## EXERCISE DIRECTIONS
Look through the listing for the word "Reuters". Copy each line that has it.

Dataset records:
________________________________________

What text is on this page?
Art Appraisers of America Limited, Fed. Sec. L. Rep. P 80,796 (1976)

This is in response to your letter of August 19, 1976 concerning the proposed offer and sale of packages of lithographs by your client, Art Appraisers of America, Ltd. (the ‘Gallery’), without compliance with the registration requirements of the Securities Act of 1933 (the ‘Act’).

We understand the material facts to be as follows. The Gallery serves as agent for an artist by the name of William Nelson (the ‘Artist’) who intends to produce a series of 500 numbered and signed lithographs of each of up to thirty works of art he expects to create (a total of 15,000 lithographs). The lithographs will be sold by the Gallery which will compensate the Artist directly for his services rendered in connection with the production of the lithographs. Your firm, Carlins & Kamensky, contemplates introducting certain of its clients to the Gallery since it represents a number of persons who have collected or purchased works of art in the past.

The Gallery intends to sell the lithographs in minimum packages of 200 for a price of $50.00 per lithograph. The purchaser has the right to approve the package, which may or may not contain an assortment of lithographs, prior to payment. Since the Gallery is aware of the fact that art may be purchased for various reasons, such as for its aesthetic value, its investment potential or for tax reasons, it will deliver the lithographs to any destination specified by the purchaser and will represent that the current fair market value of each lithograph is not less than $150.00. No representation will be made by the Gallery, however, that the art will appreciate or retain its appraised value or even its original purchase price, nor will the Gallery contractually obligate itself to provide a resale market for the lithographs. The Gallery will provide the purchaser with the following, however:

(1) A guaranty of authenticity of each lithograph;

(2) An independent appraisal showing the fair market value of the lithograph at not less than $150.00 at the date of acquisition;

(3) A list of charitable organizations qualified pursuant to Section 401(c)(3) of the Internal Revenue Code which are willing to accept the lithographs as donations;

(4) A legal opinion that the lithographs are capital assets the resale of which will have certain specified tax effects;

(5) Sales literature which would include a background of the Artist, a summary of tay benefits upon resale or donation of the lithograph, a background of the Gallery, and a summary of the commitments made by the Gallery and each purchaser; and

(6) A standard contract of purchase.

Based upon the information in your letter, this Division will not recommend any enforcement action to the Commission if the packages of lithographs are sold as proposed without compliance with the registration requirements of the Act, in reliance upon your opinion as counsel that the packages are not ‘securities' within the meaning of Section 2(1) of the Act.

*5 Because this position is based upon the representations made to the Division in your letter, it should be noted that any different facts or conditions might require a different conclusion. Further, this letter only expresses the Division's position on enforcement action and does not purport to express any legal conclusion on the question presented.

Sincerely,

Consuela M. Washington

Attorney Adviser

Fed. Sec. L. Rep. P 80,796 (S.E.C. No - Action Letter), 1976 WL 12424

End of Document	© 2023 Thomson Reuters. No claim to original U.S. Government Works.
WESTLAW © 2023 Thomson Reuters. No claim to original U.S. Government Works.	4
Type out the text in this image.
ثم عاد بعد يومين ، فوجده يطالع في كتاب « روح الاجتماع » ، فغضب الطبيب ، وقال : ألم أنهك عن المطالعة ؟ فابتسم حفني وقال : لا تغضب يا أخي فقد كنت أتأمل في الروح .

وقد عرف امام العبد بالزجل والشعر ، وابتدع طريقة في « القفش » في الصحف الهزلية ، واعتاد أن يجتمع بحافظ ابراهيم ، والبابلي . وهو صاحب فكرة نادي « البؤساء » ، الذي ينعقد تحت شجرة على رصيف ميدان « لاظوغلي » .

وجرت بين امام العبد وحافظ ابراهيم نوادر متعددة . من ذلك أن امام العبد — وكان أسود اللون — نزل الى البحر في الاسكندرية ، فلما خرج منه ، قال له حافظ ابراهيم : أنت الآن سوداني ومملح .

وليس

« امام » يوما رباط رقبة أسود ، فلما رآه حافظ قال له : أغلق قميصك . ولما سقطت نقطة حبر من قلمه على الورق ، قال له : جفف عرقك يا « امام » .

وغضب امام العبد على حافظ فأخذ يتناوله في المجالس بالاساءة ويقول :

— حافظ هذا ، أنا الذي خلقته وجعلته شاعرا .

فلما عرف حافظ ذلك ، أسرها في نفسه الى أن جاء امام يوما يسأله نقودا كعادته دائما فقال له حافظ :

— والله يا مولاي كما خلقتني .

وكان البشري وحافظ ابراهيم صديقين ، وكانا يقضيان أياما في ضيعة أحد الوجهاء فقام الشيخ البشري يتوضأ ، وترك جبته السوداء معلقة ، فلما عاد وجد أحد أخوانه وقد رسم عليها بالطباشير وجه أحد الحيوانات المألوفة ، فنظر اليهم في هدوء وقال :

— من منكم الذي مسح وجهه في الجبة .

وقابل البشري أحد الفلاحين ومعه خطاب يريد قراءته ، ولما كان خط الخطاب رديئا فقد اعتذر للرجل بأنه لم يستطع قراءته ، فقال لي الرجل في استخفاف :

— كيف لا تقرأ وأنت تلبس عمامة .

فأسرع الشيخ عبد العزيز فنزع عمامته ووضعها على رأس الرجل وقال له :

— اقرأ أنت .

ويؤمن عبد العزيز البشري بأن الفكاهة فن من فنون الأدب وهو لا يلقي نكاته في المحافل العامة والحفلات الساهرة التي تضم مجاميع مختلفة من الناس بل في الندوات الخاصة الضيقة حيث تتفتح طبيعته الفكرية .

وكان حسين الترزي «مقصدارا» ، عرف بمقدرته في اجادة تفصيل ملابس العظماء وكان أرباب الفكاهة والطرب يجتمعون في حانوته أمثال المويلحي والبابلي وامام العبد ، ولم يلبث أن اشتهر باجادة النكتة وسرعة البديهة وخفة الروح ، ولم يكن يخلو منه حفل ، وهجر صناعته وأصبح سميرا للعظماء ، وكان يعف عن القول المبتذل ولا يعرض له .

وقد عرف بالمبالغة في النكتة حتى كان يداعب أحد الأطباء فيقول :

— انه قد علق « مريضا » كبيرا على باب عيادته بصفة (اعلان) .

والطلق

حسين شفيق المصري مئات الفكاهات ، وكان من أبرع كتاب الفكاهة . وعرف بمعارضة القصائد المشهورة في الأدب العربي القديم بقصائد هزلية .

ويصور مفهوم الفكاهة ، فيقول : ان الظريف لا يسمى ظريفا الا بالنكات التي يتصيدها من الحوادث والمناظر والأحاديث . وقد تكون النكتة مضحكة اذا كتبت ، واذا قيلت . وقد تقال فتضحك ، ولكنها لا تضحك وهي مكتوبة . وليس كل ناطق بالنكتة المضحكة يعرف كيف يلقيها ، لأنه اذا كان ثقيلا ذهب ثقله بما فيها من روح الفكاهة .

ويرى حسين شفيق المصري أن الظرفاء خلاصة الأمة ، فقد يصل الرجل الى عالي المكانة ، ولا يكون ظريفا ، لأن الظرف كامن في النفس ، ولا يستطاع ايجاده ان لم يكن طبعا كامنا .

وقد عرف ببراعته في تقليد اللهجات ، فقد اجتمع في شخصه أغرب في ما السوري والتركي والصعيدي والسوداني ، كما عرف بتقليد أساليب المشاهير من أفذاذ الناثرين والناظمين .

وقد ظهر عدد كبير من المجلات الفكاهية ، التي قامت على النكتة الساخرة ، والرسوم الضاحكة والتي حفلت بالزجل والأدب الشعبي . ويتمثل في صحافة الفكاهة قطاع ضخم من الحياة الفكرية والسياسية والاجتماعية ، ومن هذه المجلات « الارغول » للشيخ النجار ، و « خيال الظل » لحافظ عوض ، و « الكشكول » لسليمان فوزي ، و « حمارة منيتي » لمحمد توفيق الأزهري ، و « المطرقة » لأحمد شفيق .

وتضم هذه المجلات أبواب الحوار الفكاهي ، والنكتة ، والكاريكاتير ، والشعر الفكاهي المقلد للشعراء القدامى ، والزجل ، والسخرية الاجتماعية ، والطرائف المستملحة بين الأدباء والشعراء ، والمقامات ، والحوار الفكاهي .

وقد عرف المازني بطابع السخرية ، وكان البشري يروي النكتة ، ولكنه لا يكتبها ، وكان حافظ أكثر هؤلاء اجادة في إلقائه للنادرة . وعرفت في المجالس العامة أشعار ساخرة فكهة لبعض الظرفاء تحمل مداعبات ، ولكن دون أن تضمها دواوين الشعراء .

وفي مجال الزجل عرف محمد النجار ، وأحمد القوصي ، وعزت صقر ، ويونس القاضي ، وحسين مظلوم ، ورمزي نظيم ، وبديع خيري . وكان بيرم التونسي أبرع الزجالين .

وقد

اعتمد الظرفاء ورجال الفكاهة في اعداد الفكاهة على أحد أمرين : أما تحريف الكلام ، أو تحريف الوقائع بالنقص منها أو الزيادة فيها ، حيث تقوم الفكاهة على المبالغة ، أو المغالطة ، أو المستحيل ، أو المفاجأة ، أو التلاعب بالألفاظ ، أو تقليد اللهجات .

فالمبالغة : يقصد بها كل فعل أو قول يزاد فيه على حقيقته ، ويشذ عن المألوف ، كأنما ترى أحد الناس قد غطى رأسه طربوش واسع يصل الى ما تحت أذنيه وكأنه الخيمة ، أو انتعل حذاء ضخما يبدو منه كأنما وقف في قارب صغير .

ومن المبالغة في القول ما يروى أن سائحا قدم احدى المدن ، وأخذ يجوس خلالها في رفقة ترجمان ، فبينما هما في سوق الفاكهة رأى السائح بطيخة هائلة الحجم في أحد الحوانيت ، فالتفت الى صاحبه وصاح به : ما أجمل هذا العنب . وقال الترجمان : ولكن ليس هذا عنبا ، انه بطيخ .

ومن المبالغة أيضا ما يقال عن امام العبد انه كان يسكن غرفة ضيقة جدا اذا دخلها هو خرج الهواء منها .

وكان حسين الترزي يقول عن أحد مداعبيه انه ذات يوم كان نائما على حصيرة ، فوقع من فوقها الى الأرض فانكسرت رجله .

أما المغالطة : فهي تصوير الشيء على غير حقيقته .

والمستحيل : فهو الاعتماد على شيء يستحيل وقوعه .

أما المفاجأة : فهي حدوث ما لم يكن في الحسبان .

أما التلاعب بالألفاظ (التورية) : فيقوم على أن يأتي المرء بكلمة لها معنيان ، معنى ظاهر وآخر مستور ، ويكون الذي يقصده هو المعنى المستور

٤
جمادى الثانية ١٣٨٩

________________________________________

## OUTPUT FOR THIS TASK
End of Document	© 2023 Thomson Reuters. No claim to original U.S. Government Works.
WESTLAW © 2023 Thomson Reuters. No claim to original U.S. Government Works.	4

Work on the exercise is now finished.